WHAT IS NEEDED:
Read through the data and count the lines that contain the string "text"; give only the result.

* Start ITEMS *

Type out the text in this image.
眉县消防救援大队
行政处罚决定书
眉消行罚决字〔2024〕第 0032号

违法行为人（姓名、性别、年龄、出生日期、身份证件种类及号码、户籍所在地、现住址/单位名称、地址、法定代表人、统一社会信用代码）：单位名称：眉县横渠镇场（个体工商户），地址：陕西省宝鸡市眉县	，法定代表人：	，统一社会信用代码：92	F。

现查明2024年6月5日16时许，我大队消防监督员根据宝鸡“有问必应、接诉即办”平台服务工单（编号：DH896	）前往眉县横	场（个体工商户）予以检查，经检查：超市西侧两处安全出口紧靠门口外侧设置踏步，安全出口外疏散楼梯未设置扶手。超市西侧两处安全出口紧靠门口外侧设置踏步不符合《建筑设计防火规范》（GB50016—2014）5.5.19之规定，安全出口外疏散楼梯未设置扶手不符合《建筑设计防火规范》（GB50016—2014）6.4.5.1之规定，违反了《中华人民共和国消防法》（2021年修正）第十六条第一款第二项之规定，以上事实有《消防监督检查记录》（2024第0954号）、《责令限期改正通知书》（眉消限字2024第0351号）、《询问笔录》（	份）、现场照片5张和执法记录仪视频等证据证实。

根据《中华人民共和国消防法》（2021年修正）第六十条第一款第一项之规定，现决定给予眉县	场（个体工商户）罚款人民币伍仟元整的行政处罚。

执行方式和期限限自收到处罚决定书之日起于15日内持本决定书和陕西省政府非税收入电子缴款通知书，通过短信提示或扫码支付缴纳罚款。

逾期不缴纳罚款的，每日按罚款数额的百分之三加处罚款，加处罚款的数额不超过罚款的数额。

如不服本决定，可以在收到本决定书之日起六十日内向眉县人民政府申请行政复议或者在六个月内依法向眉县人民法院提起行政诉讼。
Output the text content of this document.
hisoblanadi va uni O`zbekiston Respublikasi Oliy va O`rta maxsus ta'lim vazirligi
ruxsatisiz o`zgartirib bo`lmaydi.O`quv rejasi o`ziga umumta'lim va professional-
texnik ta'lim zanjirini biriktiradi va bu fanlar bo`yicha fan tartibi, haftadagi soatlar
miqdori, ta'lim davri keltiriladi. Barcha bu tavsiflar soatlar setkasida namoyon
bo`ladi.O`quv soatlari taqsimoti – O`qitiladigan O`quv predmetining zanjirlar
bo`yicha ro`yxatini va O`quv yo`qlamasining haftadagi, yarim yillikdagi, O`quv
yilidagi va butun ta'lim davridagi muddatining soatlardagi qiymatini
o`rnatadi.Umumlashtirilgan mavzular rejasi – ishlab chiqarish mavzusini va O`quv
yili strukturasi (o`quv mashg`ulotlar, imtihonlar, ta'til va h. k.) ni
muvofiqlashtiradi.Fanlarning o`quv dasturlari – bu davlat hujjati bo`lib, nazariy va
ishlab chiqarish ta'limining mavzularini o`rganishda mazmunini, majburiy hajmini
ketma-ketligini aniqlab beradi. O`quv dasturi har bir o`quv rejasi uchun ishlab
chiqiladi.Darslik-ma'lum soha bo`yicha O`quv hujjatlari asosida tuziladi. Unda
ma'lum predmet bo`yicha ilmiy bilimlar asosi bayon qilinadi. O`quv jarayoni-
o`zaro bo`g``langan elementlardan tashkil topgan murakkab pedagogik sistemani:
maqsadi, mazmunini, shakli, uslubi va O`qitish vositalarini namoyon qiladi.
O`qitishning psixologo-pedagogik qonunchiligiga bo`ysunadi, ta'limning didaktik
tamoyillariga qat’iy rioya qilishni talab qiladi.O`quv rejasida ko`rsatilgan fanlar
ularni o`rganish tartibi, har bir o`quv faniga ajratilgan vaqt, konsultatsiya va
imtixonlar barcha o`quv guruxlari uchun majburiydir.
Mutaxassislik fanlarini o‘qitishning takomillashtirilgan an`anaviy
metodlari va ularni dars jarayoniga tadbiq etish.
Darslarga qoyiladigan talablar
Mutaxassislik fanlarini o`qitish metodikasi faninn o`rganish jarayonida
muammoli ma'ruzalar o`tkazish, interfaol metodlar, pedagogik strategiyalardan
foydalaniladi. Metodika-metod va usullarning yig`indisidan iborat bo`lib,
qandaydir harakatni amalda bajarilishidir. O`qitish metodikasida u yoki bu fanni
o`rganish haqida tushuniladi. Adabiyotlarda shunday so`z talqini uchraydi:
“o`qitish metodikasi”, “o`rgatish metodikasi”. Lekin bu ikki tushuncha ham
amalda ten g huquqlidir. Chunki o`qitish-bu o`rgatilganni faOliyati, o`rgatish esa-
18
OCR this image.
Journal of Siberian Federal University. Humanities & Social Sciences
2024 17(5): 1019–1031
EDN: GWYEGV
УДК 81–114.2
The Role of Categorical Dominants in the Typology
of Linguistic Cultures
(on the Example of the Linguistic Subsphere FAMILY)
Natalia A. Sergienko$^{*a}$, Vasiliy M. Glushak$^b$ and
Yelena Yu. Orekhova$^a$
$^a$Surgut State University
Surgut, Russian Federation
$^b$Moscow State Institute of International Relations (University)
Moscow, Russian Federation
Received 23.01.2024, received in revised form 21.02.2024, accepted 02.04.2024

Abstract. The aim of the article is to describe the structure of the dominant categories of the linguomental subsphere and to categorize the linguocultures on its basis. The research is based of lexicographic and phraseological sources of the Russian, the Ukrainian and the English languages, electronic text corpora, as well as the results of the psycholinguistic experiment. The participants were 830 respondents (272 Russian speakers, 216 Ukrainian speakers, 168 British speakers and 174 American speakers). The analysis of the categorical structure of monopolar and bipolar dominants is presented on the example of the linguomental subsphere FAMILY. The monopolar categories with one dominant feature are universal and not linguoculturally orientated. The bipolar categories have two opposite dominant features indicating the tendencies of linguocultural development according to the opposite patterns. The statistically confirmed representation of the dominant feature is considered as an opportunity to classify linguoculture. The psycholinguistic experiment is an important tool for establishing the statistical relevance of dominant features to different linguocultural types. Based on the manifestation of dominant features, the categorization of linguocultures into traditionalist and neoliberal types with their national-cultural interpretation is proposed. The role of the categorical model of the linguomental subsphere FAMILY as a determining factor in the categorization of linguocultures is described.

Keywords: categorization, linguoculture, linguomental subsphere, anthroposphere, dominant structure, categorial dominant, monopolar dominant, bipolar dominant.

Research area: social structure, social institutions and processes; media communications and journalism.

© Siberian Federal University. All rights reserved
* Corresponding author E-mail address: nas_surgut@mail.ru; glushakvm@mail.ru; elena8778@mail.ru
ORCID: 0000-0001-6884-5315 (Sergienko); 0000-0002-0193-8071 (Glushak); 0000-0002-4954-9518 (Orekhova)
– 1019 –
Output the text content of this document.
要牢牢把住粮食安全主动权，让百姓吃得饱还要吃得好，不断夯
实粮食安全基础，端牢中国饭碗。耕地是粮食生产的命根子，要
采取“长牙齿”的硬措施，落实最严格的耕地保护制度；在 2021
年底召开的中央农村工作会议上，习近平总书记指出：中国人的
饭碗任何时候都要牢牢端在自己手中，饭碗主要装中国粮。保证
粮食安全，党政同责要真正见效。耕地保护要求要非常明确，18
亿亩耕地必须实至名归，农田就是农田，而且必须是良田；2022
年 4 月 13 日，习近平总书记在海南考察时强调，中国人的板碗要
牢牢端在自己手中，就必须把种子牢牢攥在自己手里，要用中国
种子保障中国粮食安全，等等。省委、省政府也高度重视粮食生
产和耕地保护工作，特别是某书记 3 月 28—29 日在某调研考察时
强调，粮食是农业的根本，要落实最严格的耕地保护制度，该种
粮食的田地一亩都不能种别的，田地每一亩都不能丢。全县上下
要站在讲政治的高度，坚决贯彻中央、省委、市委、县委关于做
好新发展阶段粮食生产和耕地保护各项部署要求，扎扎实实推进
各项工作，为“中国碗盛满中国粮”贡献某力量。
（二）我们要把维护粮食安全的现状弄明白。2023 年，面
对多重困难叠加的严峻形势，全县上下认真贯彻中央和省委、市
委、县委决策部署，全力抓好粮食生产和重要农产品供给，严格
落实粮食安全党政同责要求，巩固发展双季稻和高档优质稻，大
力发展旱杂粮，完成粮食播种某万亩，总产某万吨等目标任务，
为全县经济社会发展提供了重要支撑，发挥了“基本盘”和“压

* End ITEMS *

RESPONSE TO THE TASK:
4